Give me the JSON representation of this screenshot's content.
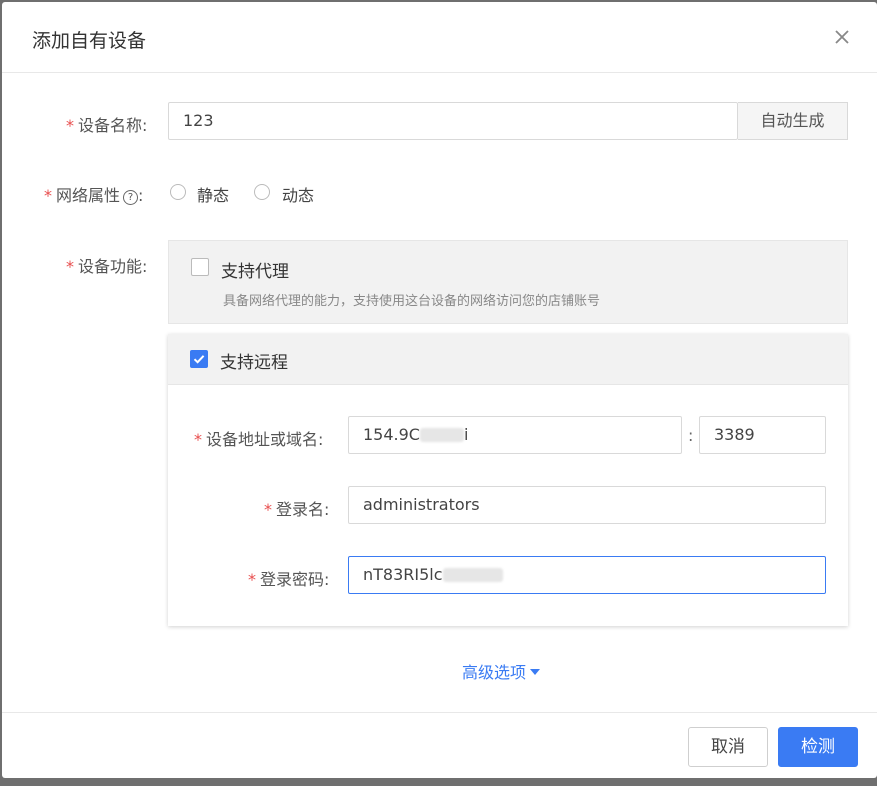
{
  "dialog": {
    "title": "添加自有设备",
    "close_icon": "close-icon"
  },
  "colors": {
    "accent": "#3a7bf3",
    "required": "#e84d4d",
    "panel_bg": "#f2f2f2"
  },
  "form": {
    "required_mark": "*",
    "device_name": {
      "label": "设备名称:",
      "value": "123",
      "addon_label": "自动生成"
    },
    "network": {
      "label": "网络属性",
      "help_icon": "question-circle-icon",
      "help_glyph": "?",
      "colon": ":",
      "options": [
        "静态",
        "动态"
      ]
    },
    "function": {
      "label": "设备功能:",
      "proxy": {
        "title": "支持代理",
        "checked": false,
        "description": "具备网络代理的能力，支持使用这台设备的网络访问您的店铺账号"
      },
      "remote": {
        "title": "支持远程",
        "checked": true,
        "address_label": "设备地址或域名:",
        "address_value": "154.9C",
        "address_tail": "i",
        "port_separator": ":",
        "port_value": "3389",
        "username_label": "登录名:",
        "username_value": "administrators",
        "password_label": "登录密码:",
        "password_value": "nT83RI5lc"
      }
    },
    "advanced_label": "高级选项"
  },
  "footer": {
    "cancel_label": "取消",
    "submit_label": "检测"
  }
}
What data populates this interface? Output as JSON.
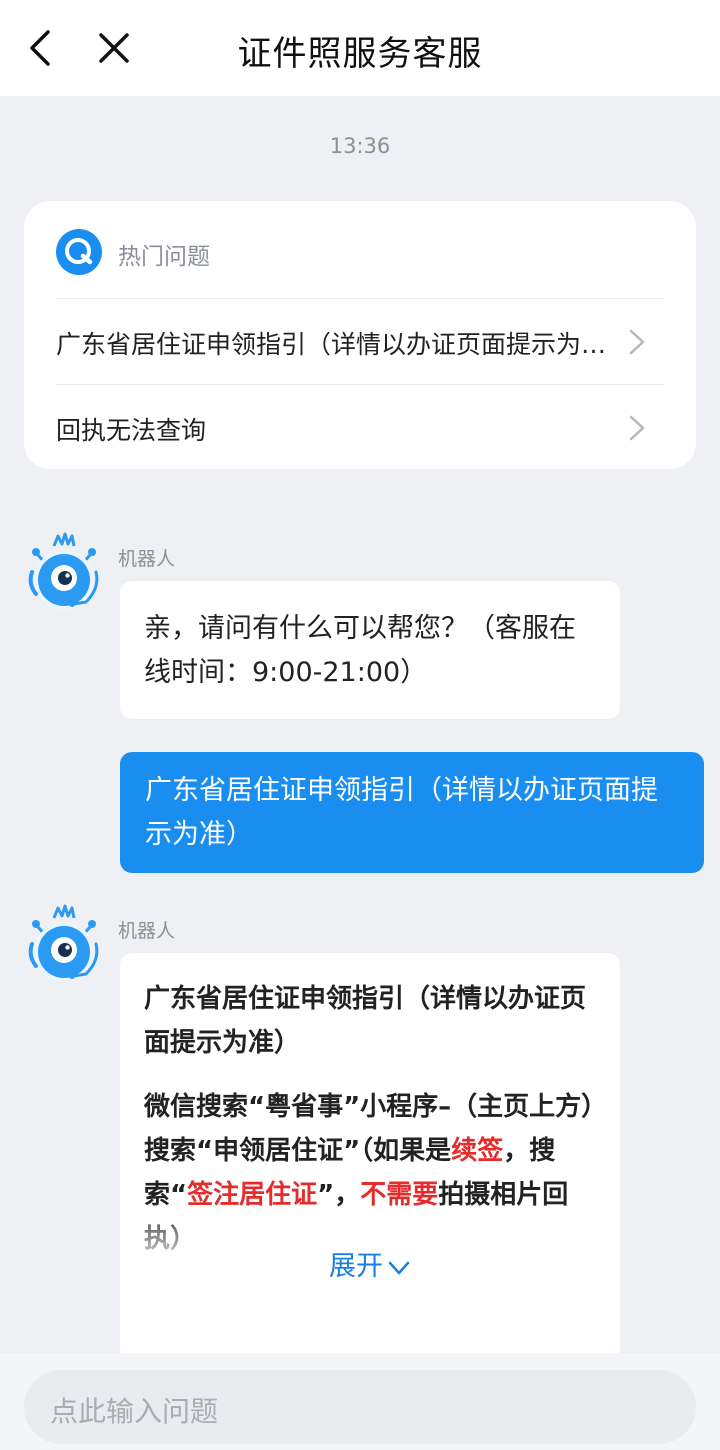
{
  "header": {
    "title": "证件照服务客服",
    "back_icon": "back-arrow-icon",
    "close_icon": "close-icon"
  },
  "chat": {
    "timestamp": "13:36"
  },
  "hot_questions": {
    "icon": "q-chat-icon",
    "title": "热门问题",
    "items": [
      {
        "label": "广东省居住证申领指引（详情以办证页面提示为准）"
      },
      {
        "label": "回执无法查询"
      }
    ]
  },
  "messages": [
    {
      "role": "bot",
      "sender": "机器人",
      "text": "亲，请问有什么可以帮您？（客服在线时间：9:00-21:00）"
    },
    {
      "role": "user",
      "text": "广东省居住证申领指引（详情以办证页面提示为准）"
    },
    {
      "role": "bot",
      "sender": "机器人",
      "heading": "广东省居住证申领指引（详情以办证页面提示为准）",
      "body": {
        "p1": "微信搜索“粤省事”小程序–（主页上方）搜索“申领居住证”（如果是",
        "red1": "续签",
        "p2": "，搜索“",
        "red2": "签注居住证",
        "p3": "”，",
        "red3": "不需要",
        "p4": "拍摄相片回执）"
      },
      "expand_label": "展开"
    }
  ],
  "input": {
    "placeholder": "点此输入问题"
  },
  "colors": {
    "accent": "#1a8ef0",
    "highlight_red": "#e52b2b",
    "background": "#eef0f4"
  }
}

--------------------------------

## Description of the task
Pick out the lines above containing the word "this", then copy them.

## Exercise solution
Give me the JSON representation of this screenshot's content.
What data populates this interface? Output as JSON.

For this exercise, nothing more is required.